Given task = Only a number is wanted: how many lines of the entries include the string "than"?

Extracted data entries
= = = = = = =

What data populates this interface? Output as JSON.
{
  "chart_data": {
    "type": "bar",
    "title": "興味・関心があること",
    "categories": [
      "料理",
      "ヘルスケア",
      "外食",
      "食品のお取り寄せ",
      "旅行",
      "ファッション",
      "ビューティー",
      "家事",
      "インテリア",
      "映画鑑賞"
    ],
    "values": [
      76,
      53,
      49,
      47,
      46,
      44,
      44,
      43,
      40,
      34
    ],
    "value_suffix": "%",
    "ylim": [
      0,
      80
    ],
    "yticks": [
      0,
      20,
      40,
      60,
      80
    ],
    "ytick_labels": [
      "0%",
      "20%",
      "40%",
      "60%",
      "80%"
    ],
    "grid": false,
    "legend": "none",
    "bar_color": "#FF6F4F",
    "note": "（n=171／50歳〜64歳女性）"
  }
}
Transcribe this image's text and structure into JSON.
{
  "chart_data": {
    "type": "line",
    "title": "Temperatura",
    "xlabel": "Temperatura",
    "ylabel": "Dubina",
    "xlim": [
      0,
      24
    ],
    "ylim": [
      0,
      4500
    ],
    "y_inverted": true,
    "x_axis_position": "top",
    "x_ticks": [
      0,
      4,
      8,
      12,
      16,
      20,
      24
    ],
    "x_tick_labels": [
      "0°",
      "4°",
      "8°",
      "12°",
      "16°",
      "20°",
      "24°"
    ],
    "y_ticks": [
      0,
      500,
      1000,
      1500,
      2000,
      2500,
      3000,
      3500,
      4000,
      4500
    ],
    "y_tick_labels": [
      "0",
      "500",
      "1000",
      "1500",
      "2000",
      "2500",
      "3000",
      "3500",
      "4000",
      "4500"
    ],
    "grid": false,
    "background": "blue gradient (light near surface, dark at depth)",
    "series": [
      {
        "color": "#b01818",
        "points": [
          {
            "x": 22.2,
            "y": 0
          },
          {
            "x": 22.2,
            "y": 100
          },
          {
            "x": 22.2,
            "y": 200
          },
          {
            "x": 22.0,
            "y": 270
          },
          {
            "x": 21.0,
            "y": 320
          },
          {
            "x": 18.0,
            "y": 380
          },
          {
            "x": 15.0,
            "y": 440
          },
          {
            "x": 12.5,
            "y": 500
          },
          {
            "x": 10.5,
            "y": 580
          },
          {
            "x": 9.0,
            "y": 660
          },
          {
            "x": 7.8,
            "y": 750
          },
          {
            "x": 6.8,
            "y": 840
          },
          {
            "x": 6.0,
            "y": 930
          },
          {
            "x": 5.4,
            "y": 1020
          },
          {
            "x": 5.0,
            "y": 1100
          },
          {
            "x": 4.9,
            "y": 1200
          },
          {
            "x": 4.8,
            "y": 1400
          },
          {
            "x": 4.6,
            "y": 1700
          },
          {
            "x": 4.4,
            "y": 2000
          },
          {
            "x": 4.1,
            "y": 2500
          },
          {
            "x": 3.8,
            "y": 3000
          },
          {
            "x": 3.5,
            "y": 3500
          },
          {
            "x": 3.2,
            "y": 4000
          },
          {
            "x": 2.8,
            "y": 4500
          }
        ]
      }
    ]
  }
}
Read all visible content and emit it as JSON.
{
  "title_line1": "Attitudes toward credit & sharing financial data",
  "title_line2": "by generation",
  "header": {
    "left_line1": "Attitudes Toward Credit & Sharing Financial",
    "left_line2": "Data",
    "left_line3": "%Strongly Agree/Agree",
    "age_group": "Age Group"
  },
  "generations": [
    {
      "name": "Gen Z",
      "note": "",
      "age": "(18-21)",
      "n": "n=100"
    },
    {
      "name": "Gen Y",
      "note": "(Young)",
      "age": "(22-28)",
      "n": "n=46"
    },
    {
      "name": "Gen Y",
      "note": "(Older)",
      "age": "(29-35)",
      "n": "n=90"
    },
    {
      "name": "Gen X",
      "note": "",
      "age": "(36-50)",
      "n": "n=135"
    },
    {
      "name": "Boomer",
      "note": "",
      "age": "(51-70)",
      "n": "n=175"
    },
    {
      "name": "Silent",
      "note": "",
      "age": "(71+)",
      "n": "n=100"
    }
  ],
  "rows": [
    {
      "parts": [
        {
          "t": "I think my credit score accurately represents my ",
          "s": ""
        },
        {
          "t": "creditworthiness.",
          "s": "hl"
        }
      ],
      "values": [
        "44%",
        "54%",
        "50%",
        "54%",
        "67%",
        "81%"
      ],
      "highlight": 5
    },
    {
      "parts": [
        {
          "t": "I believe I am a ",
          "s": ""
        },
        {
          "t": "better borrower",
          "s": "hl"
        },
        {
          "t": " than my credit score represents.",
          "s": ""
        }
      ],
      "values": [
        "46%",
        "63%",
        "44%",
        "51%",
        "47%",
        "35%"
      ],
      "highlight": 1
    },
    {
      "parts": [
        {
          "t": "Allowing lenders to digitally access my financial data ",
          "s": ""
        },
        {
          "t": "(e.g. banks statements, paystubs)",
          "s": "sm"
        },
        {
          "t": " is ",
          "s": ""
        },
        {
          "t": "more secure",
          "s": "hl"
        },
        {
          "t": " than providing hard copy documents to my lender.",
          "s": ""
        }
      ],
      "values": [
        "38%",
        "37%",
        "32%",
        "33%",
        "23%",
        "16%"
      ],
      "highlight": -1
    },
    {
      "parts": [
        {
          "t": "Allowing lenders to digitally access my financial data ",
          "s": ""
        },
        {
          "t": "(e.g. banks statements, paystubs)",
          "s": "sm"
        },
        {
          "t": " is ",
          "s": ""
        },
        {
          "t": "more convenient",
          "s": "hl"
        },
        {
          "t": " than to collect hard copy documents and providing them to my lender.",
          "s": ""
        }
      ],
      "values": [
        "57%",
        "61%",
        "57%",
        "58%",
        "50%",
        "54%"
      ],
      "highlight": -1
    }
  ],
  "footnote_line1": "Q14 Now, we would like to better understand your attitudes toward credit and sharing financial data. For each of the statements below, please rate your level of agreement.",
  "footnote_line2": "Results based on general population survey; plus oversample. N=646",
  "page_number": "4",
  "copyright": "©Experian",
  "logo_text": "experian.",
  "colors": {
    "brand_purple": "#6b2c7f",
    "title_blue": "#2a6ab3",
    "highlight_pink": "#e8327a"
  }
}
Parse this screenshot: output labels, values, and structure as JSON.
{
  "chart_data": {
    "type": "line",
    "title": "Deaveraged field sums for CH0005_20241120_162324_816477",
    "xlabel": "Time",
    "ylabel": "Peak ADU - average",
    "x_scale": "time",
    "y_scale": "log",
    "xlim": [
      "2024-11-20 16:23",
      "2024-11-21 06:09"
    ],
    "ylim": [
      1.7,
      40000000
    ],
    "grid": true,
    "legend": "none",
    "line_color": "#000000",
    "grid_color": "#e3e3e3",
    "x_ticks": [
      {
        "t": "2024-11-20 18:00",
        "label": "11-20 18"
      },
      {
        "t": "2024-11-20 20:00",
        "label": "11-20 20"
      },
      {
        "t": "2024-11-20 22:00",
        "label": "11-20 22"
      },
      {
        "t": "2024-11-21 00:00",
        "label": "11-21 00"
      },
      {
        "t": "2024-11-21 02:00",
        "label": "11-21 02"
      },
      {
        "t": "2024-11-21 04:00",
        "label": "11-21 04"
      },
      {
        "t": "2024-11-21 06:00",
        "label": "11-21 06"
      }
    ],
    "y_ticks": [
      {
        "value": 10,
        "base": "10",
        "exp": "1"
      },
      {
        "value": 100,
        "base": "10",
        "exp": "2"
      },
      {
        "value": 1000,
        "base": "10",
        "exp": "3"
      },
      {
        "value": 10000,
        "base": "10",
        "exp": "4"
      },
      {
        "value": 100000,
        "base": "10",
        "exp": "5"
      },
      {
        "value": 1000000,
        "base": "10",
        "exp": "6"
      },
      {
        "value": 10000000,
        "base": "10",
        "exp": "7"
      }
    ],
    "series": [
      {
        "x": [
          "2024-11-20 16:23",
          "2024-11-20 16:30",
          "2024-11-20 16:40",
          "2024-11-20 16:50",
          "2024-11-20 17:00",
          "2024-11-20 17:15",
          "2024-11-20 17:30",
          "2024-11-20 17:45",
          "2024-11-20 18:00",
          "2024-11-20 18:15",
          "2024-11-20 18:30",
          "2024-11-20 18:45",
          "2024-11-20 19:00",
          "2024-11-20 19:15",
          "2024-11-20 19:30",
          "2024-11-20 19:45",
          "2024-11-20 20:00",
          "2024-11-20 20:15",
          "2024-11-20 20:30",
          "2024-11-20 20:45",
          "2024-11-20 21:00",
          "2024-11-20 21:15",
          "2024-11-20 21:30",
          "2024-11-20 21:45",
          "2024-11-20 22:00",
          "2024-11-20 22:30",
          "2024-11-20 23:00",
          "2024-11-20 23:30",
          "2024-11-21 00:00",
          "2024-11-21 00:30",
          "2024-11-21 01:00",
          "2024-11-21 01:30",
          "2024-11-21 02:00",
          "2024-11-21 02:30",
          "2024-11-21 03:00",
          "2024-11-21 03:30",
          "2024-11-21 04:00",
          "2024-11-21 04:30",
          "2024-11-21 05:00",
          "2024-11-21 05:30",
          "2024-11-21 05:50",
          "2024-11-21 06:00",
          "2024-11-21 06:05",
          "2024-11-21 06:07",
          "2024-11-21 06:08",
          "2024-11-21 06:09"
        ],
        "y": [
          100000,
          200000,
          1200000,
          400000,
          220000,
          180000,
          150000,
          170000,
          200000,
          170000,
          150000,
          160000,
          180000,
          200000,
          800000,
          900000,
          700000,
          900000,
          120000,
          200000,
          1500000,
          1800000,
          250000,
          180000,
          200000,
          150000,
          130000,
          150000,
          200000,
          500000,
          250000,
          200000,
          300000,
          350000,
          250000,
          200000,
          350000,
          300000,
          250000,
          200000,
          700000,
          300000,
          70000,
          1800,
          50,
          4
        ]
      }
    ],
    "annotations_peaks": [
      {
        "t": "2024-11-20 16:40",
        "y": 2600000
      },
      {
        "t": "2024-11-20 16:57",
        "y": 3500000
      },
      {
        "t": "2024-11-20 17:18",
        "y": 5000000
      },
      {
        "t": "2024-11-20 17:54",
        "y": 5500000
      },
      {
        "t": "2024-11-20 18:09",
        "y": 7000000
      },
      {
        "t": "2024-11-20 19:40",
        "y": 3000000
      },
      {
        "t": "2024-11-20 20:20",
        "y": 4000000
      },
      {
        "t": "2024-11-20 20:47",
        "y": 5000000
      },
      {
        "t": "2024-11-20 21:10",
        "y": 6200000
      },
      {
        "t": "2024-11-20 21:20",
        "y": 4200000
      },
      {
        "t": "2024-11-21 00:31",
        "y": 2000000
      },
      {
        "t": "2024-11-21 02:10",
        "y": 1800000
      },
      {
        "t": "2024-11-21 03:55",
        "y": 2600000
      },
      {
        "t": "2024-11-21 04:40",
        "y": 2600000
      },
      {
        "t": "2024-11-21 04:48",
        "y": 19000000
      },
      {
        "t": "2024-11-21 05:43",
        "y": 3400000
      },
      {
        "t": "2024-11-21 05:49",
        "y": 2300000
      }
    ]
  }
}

= = = = = = =

Exercise result = 3